Selected passage
=====

We used a game, a webcam, and AI to track visual attention—here’s what we discovered
I recently undertook a project using simple equipment—a laptop and its webcam—to predict where a user was looking on a screen and study their visual attention. To achieve this, I trained a convolutional neural network (CNN) to predict gaze direction from webcam images. But first, I needed high-quality training data—not just images of faces, but images paired with precise gaze direction labels.
To gather this data, I started simply: I built a program that displayed a moving object on a dark screen and instructed participants to track it with their eyes while the webcam recorded their faces. However, engagement became a challenge—participants quickly lost interest, which lowered the quality and quantity of data collected.
So, I took a different approach: I turned the experiment into a game. In this game, an alien would randomly appear on the screen, and the user would aim and "shoot" it using a crosshair controlled by the mouse. Each time the user clicked, the system captured an image from the webcam and recorded both the crosshair location and the distance between the crosshair and the alien's center.
This additional metric—the distance from the target—became crucial. It served as a confidence score for each data point, enabling a technique called cost-sensitive learning. Data from highly accurate clicks (those close to the alien) were weighted more heavily during model training. This guided the CNN to prioritize learning from the most reliable examples, improving its ability to correlate facial features with gaze direction.

=====

Lines of data
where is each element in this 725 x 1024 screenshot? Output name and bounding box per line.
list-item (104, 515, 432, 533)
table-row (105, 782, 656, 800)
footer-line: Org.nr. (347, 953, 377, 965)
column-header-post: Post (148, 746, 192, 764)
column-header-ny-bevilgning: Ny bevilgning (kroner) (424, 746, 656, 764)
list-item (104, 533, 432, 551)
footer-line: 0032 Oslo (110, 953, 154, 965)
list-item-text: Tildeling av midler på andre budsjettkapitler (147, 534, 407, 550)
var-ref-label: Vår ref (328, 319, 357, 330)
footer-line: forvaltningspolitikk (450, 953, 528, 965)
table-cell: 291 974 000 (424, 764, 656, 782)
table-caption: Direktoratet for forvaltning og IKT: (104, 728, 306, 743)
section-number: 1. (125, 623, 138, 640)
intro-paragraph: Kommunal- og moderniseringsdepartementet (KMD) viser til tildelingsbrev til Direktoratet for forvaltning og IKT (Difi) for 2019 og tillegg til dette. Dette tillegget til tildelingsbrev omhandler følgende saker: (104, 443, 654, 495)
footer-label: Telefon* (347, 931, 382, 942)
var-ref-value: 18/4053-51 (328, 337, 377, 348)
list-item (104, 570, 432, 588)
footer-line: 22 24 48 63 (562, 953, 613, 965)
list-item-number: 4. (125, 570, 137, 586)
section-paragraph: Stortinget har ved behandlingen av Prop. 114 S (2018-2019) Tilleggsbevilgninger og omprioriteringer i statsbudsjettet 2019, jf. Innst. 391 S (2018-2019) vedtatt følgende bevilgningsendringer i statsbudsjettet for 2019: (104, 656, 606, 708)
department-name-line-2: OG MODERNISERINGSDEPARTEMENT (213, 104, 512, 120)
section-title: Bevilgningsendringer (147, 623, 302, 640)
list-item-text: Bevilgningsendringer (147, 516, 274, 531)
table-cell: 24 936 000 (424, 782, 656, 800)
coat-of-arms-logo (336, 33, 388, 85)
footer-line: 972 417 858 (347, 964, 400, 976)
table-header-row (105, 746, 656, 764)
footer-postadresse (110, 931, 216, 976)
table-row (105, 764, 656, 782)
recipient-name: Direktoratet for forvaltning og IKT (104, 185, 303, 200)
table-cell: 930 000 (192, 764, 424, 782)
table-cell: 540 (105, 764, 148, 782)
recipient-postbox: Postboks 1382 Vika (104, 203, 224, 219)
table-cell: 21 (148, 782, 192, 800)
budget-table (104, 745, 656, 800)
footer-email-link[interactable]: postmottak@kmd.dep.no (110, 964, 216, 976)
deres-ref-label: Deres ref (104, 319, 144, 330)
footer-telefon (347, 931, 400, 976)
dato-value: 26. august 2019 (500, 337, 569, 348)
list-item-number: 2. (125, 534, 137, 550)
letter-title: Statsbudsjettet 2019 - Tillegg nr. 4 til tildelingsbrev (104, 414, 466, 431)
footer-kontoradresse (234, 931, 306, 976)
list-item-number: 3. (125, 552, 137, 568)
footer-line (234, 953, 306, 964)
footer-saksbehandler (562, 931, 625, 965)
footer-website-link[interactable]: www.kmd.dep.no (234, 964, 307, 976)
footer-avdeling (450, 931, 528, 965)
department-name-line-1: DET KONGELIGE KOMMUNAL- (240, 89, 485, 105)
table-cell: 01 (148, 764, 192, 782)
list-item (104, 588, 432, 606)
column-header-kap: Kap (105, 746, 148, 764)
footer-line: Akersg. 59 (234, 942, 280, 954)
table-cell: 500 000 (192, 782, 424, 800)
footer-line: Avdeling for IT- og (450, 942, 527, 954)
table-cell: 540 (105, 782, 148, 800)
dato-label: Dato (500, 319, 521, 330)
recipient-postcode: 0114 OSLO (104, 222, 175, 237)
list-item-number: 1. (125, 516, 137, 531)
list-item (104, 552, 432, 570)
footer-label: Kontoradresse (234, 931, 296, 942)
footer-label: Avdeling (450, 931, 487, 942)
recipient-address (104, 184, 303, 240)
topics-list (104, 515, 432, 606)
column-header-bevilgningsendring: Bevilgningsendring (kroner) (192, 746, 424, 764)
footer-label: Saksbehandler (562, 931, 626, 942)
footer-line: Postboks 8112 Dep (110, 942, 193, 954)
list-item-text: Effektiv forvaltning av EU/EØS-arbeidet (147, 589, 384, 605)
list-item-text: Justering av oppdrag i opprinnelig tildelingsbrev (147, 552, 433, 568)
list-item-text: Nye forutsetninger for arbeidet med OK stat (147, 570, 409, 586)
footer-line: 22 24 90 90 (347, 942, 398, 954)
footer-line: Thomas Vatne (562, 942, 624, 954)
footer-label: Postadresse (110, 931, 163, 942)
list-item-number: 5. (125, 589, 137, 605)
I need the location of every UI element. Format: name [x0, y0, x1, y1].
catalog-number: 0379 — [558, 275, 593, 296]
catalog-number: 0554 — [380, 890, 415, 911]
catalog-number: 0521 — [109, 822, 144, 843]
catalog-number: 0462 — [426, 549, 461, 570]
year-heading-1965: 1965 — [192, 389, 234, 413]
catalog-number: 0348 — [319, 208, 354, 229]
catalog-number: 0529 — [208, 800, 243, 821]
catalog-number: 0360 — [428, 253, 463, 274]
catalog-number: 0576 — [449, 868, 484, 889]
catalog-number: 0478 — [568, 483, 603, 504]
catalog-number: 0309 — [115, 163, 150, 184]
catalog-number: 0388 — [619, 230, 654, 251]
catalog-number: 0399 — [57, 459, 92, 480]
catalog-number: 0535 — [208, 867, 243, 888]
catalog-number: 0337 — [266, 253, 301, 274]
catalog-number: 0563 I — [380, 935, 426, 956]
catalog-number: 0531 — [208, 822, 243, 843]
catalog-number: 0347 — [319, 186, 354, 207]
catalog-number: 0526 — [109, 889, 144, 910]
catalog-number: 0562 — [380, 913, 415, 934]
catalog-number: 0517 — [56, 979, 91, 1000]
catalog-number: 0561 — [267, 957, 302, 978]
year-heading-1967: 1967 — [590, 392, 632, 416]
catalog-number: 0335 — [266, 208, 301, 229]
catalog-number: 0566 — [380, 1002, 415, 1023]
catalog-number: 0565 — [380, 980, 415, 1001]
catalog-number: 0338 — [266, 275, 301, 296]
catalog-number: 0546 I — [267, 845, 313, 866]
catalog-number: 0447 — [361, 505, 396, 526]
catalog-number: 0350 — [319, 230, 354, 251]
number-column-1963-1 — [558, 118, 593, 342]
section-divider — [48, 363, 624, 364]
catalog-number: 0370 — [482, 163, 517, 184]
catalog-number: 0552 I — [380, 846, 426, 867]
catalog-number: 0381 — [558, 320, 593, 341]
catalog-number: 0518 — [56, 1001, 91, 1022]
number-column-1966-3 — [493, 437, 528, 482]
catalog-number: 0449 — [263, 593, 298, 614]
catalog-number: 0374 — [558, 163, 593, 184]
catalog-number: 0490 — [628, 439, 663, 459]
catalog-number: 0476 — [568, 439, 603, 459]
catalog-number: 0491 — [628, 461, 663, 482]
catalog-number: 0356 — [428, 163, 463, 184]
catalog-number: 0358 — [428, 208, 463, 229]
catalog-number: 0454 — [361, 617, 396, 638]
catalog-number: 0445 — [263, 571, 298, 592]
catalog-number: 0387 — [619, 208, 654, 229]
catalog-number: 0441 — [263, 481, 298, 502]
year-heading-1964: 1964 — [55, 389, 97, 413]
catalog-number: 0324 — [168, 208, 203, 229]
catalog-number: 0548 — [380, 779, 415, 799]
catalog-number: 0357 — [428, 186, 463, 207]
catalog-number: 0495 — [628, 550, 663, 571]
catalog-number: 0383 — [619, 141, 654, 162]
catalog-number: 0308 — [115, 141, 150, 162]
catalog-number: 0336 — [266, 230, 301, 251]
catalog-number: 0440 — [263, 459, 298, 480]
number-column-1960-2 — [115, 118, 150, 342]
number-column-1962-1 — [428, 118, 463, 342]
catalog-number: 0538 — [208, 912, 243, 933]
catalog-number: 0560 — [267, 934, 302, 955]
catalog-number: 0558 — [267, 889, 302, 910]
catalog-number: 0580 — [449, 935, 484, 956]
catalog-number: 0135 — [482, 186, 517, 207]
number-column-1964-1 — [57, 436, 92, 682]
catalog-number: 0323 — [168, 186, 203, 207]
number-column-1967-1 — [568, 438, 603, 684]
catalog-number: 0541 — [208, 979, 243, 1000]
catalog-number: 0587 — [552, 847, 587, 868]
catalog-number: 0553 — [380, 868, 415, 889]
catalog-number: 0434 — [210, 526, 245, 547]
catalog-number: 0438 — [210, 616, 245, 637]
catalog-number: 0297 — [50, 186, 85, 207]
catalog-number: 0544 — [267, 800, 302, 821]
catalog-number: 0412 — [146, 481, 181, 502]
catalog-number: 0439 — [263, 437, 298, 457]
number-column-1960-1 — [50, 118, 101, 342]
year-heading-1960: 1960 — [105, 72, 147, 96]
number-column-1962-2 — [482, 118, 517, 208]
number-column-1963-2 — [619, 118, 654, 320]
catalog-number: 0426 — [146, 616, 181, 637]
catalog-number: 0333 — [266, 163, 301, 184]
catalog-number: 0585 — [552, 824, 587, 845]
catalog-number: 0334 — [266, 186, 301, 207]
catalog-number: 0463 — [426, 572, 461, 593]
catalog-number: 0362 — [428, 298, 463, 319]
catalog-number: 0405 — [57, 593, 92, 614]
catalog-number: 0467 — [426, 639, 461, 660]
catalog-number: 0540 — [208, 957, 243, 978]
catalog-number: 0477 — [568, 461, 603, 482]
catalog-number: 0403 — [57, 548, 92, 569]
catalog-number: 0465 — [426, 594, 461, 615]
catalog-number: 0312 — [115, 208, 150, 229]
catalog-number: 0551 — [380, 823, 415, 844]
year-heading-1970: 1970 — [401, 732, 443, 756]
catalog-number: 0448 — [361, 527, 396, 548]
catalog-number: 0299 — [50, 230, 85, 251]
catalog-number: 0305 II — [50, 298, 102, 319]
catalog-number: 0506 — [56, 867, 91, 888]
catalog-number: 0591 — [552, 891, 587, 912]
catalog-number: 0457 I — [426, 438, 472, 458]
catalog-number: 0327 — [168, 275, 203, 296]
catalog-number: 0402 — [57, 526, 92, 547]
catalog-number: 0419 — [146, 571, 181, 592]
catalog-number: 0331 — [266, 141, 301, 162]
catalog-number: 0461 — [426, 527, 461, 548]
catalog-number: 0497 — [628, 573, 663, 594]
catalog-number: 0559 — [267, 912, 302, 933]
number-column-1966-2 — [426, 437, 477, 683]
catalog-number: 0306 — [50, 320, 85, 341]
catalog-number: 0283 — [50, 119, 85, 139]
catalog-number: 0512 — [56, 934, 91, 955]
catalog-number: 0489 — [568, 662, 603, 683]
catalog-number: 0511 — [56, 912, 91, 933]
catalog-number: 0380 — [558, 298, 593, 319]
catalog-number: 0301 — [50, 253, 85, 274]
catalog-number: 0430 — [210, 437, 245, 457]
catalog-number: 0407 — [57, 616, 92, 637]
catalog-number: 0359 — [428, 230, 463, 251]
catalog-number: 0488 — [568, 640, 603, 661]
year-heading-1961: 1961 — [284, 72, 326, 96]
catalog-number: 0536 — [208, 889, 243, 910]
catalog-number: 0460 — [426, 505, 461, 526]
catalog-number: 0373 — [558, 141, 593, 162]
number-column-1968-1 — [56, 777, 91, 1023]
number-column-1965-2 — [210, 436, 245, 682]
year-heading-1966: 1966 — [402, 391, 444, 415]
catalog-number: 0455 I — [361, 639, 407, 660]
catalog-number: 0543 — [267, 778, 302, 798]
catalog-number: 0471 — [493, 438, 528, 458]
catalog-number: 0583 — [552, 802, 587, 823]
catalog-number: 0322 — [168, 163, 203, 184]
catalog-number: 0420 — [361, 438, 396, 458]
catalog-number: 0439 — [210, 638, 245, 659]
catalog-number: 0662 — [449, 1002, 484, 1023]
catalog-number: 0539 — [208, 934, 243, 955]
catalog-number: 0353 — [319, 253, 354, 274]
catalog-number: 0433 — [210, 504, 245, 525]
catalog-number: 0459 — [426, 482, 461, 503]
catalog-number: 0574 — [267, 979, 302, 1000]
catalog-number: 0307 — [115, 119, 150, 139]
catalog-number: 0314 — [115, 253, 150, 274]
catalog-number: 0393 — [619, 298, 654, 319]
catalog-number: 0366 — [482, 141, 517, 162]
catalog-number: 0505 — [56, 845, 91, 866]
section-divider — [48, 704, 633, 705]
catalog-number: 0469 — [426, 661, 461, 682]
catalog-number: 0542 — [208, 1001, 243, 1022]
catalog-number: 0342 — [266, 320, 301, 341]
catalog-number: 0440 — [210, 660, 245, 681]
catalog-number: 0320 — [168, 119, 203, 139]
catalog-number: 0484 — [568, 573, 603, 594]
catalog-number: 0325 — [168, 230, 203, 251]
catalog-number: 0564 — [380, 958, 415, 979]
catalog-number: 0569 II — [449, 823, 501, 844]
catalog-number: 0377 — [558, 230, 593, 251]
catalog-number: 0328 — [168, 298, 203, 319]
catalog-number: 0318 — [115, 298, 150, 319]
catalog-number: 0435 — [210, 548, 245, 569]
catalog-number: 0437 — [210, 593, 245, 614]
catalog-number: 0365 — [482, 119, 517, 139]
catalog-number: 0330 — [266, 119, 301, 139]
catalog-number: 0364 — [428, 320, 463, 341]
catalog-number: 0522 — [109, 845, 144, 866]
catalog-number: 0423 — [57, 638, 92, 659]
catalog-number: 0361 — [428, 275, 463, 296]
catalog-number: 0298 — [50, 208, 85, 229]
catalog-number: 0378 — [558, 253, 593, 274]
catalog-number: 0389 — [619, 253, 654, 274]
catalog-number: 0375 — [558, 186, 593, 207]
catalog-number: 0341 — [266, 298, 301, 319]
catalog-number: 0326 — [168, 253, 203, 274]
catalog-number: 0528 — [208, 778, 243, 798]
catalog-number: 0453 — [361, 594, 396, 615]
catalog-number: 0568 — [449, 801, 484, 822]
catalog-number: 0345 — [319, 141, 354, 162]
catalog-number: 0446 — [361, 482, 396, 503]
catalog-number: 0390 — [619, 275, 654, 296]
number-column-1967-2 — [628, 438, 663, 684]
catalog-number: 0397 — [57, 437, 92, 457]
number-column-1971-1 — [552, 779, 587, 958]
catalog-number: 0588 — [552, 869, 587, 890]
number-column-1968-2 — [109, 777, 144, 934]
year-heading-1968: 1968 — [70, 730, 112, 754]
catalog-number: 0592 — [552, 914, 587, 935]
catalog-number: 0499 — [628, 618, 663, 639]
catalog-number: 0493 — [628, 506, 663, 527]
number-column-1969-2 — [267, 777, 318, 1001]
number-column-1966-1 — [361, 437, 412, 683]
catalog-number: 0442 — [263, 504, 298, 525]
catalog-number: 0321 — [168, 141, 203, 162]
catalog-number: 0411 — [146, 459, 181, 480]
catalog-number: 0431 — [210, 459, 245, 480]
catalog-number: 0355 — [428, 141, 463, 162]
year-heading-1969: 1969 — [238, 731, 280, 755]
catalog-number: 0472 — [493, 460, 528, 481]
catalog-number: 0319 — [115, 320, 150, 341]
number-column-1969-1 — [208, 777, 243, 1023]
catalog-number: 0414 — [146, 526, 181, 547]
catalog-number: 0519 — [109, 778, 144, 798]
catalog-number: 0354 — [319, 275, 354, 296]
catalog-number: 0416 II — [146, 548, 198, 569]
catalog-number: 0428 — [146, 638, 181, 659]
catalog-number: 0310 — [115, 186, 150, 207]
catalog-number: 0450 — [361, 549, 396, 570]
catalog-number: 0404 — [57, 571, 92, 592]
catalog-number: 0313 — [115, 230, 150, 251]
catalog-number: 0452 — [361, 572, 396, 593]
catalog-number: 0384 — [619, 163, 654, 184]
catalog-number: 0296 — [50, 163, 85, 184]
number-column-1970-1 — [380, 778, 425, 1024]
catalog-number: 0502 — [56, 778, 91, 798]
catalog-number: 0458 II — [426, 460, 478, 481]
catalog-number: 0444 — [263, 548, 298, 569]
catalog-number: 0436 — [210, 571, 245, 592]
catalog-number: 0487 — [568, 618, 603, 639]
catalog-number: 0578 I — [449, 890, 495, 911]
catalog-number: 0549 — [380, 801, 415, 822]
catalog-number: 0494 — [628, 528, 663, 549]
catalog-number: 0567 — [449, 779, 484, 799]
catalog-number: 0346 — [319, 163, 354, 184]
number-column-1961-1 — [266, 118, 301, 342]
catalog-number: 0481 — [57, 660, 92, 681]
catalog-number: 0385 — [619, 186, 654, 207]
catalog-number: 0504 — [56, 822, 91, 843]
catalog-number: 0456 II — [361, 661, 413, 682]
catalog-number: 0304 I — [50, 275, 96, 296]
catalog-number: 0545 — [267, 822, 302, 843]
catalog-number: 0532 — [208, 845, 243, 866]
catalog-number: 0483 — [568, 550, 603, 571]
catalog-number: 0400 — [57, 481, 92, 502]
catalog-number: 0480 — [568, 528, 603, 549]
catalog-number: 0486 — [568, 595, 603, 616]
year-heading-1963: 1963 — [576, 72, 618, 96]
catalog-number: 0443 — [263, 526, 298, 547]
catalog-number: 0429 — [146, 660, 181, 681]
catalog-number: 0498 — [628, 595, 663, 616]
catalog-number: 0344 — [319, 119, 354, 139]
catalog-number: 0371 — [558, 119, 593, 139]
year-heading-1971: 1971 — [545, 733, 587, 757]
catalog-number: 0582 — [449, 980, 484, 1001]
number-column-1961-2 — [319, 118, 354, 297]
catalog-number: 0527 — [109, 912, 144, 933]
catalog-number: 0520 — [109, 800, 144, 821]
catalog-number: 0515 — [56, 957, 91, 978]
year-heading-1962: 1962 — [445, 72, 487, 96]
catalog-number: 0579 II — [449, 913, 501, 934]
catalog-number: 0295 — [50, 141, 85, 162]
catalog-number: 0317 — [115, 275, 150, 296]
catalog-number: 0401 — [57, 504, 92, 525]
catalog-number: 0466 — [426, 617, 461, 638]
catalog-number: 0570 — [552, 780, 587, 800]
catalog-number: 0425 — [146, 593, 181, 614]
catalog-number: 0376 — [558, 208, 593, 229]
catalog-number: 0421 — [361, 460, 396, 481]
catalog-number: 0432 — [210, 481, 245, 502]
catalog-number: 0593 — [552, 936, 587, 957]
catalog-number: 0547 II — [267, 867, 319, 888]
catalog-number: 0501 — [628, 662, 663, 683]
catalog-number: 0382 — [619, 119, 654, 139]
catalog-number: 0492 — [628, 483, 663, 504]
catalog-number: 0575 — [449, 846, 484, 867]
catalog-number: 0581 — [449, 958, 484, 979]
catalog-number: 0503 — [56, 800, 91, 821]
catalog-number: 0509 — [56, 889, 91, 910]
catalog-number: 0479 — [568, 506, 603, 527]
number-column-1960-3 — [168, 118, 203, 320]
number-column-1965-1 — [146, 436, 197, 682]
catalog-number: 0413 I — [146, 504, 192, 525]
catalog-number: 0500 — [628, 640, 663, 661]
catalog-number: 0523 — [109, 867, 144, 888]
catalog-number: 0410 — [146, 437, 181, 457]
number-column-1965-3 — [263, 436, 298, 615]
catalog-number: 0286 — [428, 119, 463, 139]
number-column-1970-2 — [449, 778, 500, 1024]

=====

In the write-up on tracking visual attention with a webcam game, what did the system record with each click besides capturing a webcam image?

Reply
The crosshair location and the distance between the crosshair and the alien's center.